▶ **EXERCISE OBJECTIVE**: Reproduce every line of the records below without changing any character.

— Begin INFORMATION PROVIDED —

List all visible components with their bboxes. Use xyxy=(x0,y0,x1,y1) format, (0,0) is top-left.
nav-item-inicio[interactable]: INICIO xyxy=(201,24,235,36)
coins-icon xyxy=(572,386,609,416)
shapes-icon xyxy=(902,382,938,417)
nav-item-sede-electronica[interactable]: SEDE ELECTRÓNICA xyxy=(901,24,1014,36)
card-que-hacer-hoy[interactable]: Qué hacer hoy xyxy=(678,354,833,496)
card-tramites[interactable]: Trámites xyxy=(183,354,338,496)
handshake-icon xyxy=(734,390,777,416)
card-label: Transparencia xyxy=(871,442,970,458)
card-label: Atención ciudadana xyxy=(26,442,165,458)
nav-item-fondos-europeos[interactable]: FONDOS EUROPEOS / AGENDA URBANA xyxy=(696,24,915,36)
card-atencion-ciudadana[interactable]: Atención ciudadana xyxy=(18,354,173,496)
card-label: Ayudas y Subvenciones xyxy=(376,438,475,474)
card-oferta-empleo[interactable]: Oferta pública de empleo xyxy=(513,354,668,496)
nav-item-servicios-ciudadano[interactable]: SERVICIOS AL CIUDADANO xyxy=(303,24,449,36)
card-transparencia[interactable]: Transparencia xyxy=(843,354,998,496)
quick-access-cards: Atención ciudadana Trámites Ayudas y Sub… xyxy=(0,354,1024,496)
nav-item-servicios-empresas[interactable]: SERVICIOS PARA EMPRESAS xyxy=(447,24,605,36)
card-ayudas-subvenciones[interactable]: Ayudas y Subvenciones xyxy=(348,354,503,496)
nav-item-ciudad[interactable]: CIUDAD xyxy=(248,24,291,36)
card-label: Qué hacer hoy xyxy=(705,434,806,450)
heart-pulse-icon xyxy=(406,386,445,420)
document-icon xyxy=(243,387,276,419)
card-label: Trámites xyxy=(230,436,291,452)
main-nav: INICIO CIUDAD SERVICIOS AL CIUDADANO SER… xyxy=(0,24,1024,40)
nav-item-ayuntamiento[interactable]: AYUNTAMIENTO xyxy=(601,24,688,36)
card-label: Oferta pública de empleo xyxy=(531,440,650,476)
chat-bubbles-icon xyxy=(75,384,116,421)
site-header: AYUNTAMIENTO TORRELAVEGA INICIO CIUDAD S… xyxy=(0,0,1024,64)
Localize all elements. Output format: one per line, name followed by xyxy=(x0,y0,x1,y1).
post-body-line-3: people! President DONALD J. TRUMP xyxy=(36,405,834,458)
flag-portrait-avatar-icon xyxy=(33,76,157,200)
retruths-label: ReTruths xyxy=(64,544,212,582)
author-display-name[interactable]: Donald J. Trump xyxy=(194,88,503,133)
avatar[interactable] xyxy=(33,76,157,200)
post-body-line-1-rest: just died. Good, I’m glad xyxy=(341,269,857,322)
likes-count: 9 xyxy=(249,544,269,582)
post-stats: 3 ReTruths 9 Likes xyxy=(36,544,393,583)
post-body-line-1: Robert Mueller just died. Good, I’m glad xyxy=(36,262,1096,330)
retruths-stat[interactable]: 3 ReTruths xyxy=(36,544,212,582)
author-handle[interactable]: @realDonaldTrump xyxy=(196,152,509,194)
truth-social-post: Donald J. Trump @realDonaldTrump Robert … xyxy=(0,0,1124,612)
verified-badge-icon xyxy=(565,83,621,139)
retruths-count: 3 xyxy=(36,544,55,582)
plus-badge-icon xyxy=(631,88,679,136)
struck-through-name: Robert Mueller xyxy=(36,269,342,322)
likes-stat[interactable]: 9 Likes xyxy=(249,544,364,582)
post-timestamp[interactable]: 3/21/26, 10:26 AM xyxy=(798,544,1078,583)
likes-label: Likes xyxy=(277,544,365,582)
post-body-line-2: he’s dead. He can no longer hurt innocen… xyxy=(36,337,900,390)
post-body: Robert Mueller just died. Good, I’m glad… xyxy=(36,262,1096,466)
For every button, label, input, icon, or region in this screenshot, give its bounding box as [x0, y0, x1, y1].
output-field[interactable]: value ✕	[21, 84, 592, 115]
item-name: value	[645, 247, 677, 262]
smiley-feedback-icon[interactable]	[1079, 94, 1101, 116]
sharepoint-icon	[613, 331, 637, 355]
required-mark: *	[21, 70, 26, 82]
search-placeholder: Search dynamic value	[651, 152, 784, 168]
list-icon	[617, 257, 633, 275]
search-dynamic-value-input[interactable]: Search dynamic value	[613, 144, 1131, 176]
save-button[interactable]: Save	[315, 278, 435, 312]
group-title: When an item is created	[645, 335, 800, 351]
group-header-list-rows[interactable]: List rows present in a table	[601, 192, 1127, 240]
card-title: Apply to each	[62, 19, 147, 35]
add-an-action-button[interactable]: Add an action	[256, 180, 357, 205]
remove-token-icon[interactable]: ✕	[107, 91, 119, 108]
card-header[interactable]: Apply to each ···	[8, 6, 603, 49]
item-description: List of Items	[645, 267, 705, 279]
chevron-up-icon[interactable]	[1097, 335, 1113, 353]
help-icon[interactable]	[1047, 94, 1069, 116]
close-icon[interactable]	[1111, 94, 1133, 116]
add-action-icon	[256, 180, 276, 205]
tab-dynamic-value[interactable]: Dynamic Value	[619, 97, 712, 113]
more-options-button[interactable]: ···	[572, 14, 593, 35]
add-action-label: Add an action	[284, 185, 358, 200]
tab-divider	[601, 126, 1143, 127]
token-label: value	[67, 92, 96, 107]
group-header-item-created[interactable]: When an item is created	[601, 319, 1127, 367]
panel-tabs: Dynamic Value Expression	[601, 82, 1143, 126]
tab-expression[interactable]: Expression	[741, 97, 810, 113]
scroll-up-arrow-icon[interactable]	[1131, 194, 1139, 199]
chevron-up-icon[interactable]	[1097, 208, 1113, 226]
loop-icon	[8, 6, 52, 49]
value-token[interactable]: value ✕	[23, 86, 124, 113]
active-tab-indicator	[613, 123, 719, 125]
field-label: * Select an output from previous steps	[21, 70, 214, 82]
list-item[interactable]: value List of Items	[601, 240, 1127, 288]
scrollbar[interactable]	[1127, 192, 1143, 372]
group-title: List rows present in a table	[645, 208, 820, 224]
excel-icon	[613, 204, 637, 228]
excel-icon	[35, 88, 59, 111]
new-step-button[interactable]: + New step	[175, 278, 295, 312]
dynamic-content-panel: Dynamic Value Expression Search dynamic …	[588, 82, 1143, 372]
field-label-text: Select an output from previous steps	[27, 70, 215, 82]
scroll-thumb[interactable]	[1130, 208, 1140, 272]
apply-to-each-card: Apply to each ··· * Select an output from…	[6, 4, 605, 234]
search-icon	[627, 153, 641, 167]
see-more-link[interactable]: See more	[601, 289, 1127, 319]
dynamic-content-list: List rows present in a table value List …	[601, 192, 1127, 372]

— End INFORMATION PROVIDED —

▶ **ANSWER IN FULL**:
List all visible components with their bboxes. Use xyxy=(x0,y0,x1,y1) format, (0,0) is top-left.
nav-item-inicio[interactable]: INICIO xyxy=(201,24,235,36)
coins-icon xyxy=(572,386,609,416)
shapes-icon xyxy=(902,382,938,417)
nav-item-sede-electronica[interactable]: SEDE ELECTRÓNICA xyxy=(901,24,1014,36)
card-que-hacer-hoy[interactable]: Qué hacer hoy xyxy=(678,354,833,496)
card-tramites[interactable]: Trámites xyxy=(183,354,338,496)
handshake-icon xyxy=(734,390,777,416)
card-label: Transparencia xyxy=(871,442,970,458)
card-label: Atención ciudadana xyxy=(26,442,165,458)
nav-item-fondos-europeos[interactable]: FONDOS EUROPEOS / AGENDA URBANA xyxy=(696,24,915,36)
card-atencion-ciudadana[interactable]: Atención ciudadana xyxy=(18,354,173,496)
card-label: Ayudas y Subvenciones xyxy=(376,438,475,474)
card-oferta-empleo[interactable]: Oferta pública de empleo xyxy=(513,354,668,496)
nav-item-servicios-ciudadano[interactable]: SERVICIOS AL CIUDADANO xyxy=(303,24,449,36)
card-transparencia[interactable]: Transparencia xyxy=(843,354,998,496)
quick-access-cards: Atención ciudadana Trámites Ayudas y Sub… xyxy=(0,354,1024,496)
nav-item-servicios-empresas[interactable]: SERVICIOS PARA EMPRESAS xyxy=(447,24,605,36)
card-ayudas-subvenciones[interactable]: Ayudas y Subvenciones xyxy=(348,354,503,496)
nav-item-ciudad[interactable]: CIUDAD xyxy=(248,24,291,36)
card-label: Qué hacer hoy xyxy=(705,434,806,450)
heart-pulse-icon xyxy=(406,386,445,420)
document-icon xyxy=(243,387,276,419)
card-label: Trámites xyxy=(230,436,291,452)
main-nav: INICIO CIUDAD SERVICIOS AL CIUDADANO SER… xyxy=(0,24,1024,40)
nav-item-ayuntamiento[interactable]: AYUNTAMIENTO xyxy=(601,24,688,36)
card-label: Oferta pública de empleo xyxy=(531,440,650,476)
chat-bubbles-icon xyxy=(75,384,116,421)
site-header: AYUNTAMIENTO TORRELAVEGA INICIO CIUDAD S… xyxy=(0,0,1024,64)
Localize all elements. Output format: one per line, name followed by xyxy=(x0,y0,x1,y1).
post-body-line-3: people! President DONALD J. TRUMP xyxy=(36,405,834,458)
flag-portrait-avatar-icon xyxy=(33,76,157,200)
retruths-label: ReTruths xyxy=(64,544,212,582)
author-display-name[interactable]: Donald J. Trump xyxy=(194,88,503,133)
avatar[interactable] xyxy=(33,76,157,200)
post-body-line-1-rest: just died. Good, I’m glad xyxy=(341,269,857,322)
likes-count: 9 xyxy=(249,544,269,582)
post-stats: 3 ReTruths 9 Likes xyxy=(36,544,393,583)
post-body-line-1: Robert Mueller just died. Good, I’m glad xyxy=(36,262,1096,330)
retruths-stat[interactable]: 3 ReTruths xyxy=(36,544,212,582)
author-handle[interactable]: @realDonaldTrump xyxy=(196,152,509,194)
truth-social-post: Donald J. Trump @realDonaldTrump Robert … xyxy=(0,0,1124,612)
verified-badge-icon xyxy=(565,83,621,139)
retruths-count: 3 xyxy=(36,544,55,582)
plus-badge-icon xyxy=(631,88,679,136)
struck-through-name: Robert Mueller xyxy=(36,269,342,322)
likes-stat[interactable]: 9 Likes xyxy=(249,544,364,582)
post-timestamp[interactable]: 3/21/26, 10:26 AM xyxy=(798,544,1078,583)
likes-label: Likes xyxy=(277,544,365,582)
post-body-line-2: he’s dead. He can no longer hurt innocen… xyxy=(36,337,900,390)
post-body: Robert Mueller just died. Good, I’m glad… xyxy=(36,262,1096,466)
For every button, label, input, icon, or region in this screenshot, give its bounding box as [x0, y0, x1, y1].
output-field[interactable]: value ✕	[21, 84, 592, 115]
item-name: value	[645, 247, 677, 262]
smiley-feedback-icon[interactable]	[1079, 94, 1101, 116]
sharepoint-icon	[613, 331, 637, 355]
required-mark: *	[21, 70, 26, 82]
search-placeholder: Search dynamic value	[651, 152, 784, 168]
list-icon	[617, 257, 633, 275]
search-dynamic-value-input[interactable]: Search dynamic value	[613, 144, 1131, 176]
save-button[interactable]: Save	[315, 278, 435, 312]
group-title: When an item is created	[645, 335, 800, 351]
group-header-list-rows[interactable]: List rows present in a table	[601, 192, 1127, 240]
card-title: Apply to each	[62, 19, 147, 35]
add-an-action-button[interactable]: Add an action	[256, 180, 357, 205]
remove-token-icon[interactable]: ✕	[107, 91, 119, 108]
card-header[interactable]: Apply to each ···	[8, 6, 603, 49]
item-description: List of Items	[645, 267, 705, 279]
chevron-up-icon[interactable]	[1097, 335, 1113, 353]
help-icon[interactable]	[1047, 94, 1069, 116]
close-icon[interactable]	[1111, 94, 1133, 116]
add-action-icon	[256, 180, 276, 205]
tab-dynamic-value[interactable]: Dynamic Value	[619, 97, 712, 113]
more-options-button[interactable]: ···	[572, 14, 593, 35]
add-action-label: Add an action	[284, 185, 358, 200]
tab-divider	[601, 126, 1143, 127]
token-label: value	[67, 92, 96, 107]
group-header-item-created[interactable]: When an item is created	[601, 319, 1127, 367]
panel-tabs: Dynamic Value Expression	[601, 82, 1143, 126]
tab-expression[interactable]: Expression	[741, 97, 810, 113]
scroll-up-arrow-icon[interactable]	[1131, 194, 1139, 199]
chevron-up-icon[interactable]	[1097, 208, 1113, 226]
loop-icon	[8, 6, 52, 49]
value-token[interactable]: value ✕	[23, 86, 124, 113]
active-tab-indicator	[613, 123, 719, 125]
field-label: * Select an output from previous steps	[21, 70, 214, 82]
list-item[interactable]: value List of Items	[601, 240, 1127, 288]
scrollbar[interactable]	[1127, 192, 1143, 372]
group-title: List rows present in a table	[645, 208, 820, 224]
excel-icon	[613, 204, 637, 228]
excel-icon	[35, 88, 59, 111]
new-step-button[interactable]: + New step	[175, 278, 295, 312]
dynamic-content-panel: Dynamic Value Expression Search dynamic …	[588, 82, 1143, 372]
field-label-text: Select an output from previous steps	[27, 70, 215, 82]
scroll-thumb[interactable]	[1130, 208, 1140, 272]
apply-to-each-card: Apply to each ··· * Select an output from…	[6, 4, 605, 234]
search-icon	[627, 153, 641, 167]
see-more-link[interactable]: See more	[601, 289, 1127, 319]
dynamic-content-list: List rows present in a table value List …	[601, 192, 1127, 372]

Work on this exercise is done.